**Task requirements**
Lift out all lines below that contain "this".

**Data excerpts**

◆ ◆ ◆ ◆

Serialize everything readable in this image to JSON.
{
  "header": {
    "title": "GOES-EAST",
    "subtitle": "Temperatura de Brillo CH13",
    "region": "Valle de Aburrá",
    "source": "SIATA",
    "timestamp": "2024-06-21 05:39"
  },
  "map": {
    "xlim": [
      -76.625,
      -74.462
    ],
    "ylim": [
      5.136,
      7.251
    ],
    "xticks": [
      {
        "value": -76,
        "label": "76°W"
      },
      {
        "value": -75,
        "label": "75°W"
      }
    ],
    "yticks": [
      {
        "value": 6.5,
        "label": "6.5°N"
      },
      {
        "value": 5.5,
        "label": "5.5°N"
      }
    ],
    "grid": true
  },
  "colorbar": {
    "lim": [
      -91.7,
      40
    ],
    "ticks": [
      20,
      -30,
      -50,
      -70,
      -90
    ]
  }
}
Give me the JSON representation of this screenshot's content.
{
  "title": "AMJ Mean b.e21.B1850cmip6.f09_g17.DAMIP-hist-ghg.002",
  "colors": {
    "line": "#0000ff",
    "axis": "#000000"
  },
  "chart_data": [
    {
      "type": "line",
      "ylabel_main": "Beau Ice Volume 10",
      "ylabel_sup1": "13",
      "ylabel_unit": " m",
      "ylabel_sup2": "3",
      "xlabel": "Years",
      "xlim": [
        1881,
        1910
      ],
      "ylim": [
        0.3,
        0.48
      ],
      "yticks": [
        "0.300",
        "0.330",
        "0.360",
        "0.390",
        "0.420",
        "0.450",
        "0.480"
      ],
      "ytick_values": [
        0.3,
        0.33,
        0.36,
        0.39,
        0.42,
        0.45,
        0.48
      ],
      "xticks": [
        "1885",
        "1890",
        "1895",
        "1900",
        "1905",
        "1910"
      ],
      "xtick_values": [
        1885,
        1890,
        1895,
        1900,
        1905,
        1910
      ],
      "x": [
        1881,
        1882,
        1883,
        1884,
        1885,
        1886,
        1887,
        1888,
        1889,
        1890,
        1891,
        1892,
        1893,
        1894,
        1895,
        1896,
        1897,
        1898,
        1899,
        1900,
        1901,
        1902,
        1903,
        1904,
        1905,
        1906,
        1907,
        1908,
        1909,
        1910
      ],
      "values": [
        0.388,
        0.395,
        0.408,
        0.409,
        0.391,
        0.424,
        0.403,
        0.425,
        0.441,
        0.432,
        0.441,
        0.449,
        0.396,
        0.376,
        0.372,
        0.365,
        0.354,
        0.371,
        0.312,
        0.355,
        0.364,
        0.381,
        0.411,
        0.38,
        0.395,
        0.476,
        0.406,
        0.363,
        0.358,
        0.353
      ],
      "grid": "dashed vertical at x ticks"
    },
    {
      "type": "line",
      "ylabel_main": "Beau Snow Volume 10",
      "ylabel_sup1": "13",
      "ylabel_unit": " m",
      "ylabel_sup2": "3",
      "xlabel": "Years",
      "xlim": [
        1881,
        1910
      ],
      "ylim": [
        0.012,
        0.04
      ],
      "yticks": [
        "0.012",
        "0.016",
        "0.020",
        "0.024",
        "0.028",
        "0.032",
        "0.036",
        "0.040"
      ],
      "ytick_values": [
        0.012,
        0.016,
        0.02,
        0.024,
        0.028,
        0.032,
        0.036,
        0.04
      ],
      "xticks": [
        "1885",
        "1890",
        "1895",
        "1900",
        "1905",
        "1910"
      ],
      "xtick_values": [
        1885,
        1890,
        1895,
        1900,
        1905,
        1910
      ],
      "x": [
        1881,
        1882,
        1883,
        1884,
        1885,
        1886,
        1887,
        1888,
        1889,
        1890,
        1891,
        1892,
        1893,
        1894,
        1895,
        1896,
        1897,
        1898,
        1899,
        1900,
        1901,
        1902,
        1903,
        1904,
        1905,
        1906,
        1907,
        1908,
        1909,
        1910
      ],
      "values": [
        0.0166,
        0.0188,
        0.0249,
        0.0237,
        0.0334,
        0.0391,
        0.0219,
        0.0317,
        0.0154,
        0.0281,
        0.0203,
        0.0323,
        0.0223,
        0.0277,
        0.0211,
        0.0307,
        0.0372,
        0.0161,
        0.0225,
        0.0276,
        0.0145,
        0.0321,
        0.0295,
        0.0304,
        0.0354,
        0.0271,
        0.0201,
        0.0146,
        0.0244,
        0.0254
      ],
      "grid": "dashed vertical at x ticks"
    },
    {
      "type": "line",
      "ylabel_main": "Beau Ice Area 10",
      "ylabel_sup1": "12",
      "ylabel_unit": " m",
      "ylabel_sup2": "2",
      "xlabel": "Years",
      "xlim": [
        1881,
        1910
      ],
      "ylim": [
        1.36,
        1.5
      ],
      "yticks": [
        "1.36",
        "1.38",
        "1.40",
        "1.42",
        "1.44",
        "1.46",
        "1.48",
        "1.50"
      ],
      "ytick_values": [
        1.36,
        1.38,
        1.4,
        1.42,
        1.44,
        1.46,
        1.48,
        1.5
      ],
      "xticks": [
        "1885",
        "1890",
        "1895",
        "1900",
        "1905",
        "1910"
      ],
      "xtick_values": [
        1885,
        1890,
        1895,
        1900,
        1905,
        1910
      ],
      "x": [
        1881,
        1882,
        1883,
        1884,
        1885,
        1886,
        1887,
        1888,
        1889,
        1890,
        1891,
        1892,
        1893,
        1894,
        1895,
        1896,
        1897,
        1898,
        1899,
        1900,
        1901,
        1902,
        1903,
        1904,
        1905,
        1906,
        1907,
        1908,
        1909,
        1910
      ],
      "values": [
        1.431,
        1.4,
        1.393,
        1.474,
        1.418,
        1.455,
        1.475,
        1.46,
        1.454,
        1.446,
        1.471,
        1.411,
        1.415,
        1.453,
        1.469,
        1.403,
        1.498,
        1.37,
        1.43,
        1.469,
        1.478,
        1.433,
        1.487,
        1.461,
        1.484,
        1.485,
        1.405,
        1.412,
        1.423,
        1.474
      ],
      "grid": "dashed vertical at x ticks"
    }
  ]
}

◆ ◆ ◆ ◆

**Response to the exercise**
Serialize everything readable in this image to JSON.
Give me the JSON representation of this screenshot's content.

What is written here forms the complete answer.